Your goal: Write out every entry precisely as given, leaving the pictures out.

begin Exercise input

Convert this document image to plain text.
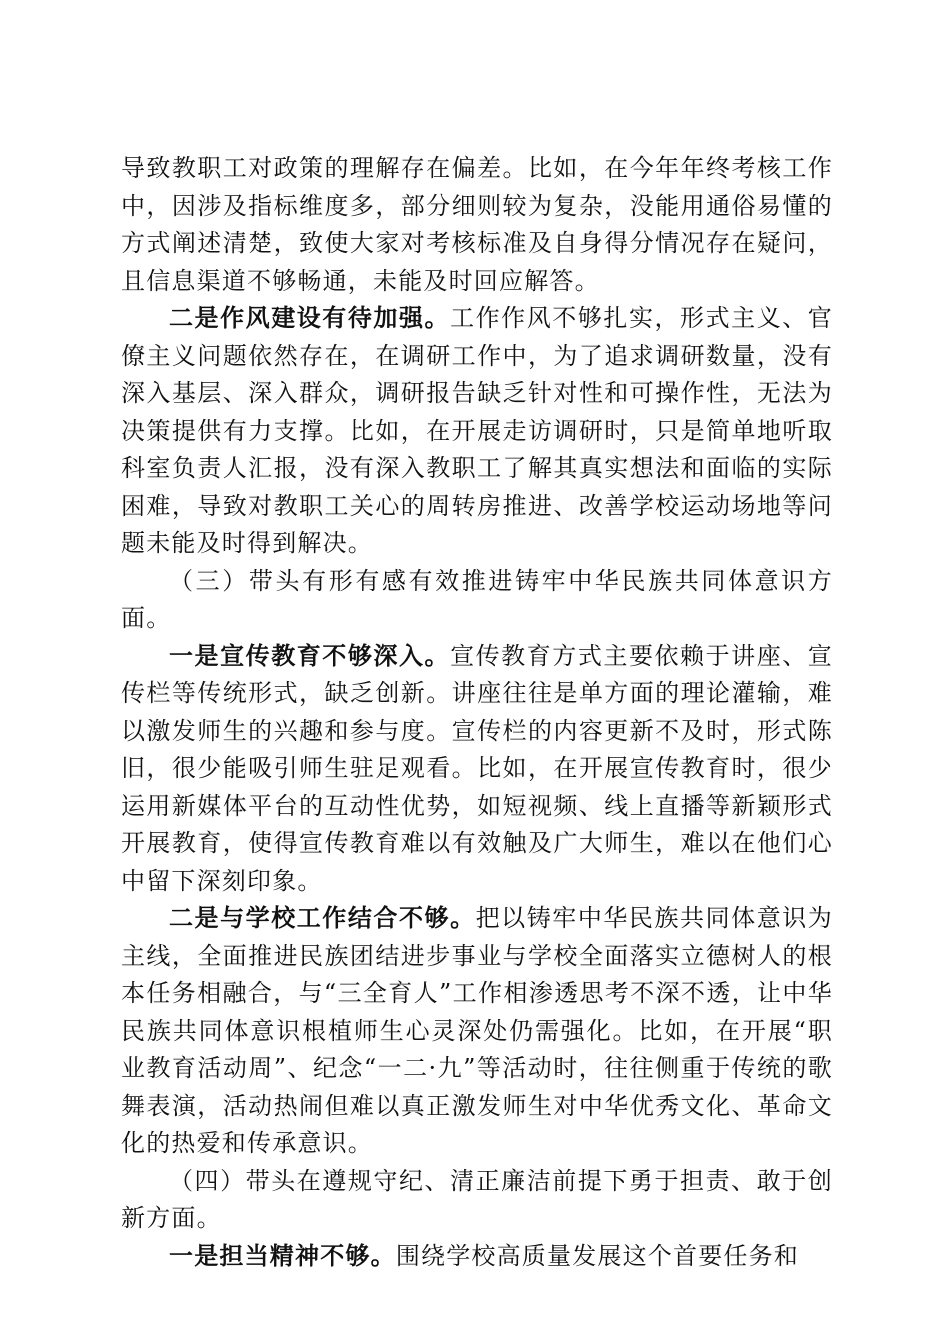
导致教职工对政策的理解存在偏差。比如，在今年年终考核工作中，因涉及指标维度多，部分细则较为复杂，没能用通俗易懂的方式阐述清楚，致使大家对考核标准及自身得分情况存在疑问，且信息渠道不够畅通，未能及时回应解答。

二是作风建设有待加强。工作作风不够扎实，形式主义、官僚主义问题依然存在，在调研工作中，为了追求调研数量，没有深入基层、深入群众，调研报告缺乏针对性和可操作性，无法为决策提供有力支撑。比如，在开展走访调研时，只是简单地听取科室负责人汇报，没有深入教职工了解其真实想法和面临的实际困难，导致对教职工关心的周转房推进、改善学校运动场地等问题未能及时得到解决。

（三）带头有形有感有效推进铸牢中华民族共同体意识方面。

一是宣传教育不够深入。宣传教育方式主要依赖于讲座、宣传栏等传统形式，缺乏创新。讲座往往是单方面的理论灌输，难以激发师生的兴趣和参与度。宣传栏的内容更新不及时，形式陈旧，很少能吸引师生驻足观看。比如，在开展宣传教育时，很少运用新媒体平台的互动性优势，如短视频、线上直播等新颖形式开展教育，使得宣传教育难以有效触及广大师生，难以在他们心中留下深刻印象。

二是与学校工作结合不够。把以铸牢中华民族共同体意识为主线，全面推进民族团结进步事业与学校全面落实立德树人的根本任务相融合，与“三全育人”工作相渗透思考不深不透，让中华民族共同体意识根植师生心灵深处仍需强化。比如，在开展“职业教育活动周”、纪念“一二·九”等活动时，往往侧重于传统的歌舞表演，活动热闹但难以真正激发师生对中华优秀文化、革命文化的热爱和传承意识。

（四）带头在遵规守纪、清正廉洁前提下勇于担责、敢于创新方面。

一是担当精神不够。围绕学校高质量发展这个首要任务和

end Exercise input

Solution:
Convert this document image to plain text.
导致教职工对政策的理解存在偏差。比如，在今年年终考核工作中，因涉及指标维度多，部分细则较为复杂，没能用通俗易懂的方式阐述清楚，致使大家对考核标准及自身得分情况存在疑问，且信息渠道不够畅通，未能及时回应解答。

二是作风建设有待加强。工作作风不够扎实，形式主义、官僚主义问题依然存在，在调研工作中，为了追求调研数量，没有深入基层、深入群众，调研报告缺乏针对性和可操作性，无法为决策提供有力支撑。比如，在开展走访调研时，只是简单地听取科室负责人汇报，没有深入教职工了解其真实想法和面临的实际困难，导致对教职工关心的周转房推进、改善学校运动场地等问题未能及时得到解决。

（三）带头有形有感有效推进铸牢中华民族共同体意识方面。

一是宣传教育不够深入。宣传教育方式主要依赖于讲座、宣传栏等传统形式，缺乏创新。讲座往往是单方面的理论灌输，难以激发师生的兴趣和参与度。宣传栏的内容更新不及时，形式陈旧，很少能吸引师生驻足观看。比如，在开展宣传教育时，很少运用新媒体平台的互动性优势，如短视频、线上直播等新颖形式开展教育，使得宣传教育难以有效触及广大师生，难以在他们心中留下深刻印象。

二是与学校工作结合不够。把以铸牢中华民族共同体意识为主线，全面推进民族团结进步事业与学校全面落实立德树人的根本任务相融合，与“三全育人”工作相渗透思考不深不透，让中华民族共同体意识根植师生心灵深处仍需强化。比如，在开展“职业教育活动周”、纪念“一二·九”等活动时，往往侧重于传统的歌舞表演，活动热闹但难以真正激发师生对中华优秀文化、革命文化的热爱和传承意识。

（四）带头在遵规守纪、清正廉洁前提下勇于担责、敢于创新方面。

一是担当精神不够。围绕学校高质量发展这个首要任务和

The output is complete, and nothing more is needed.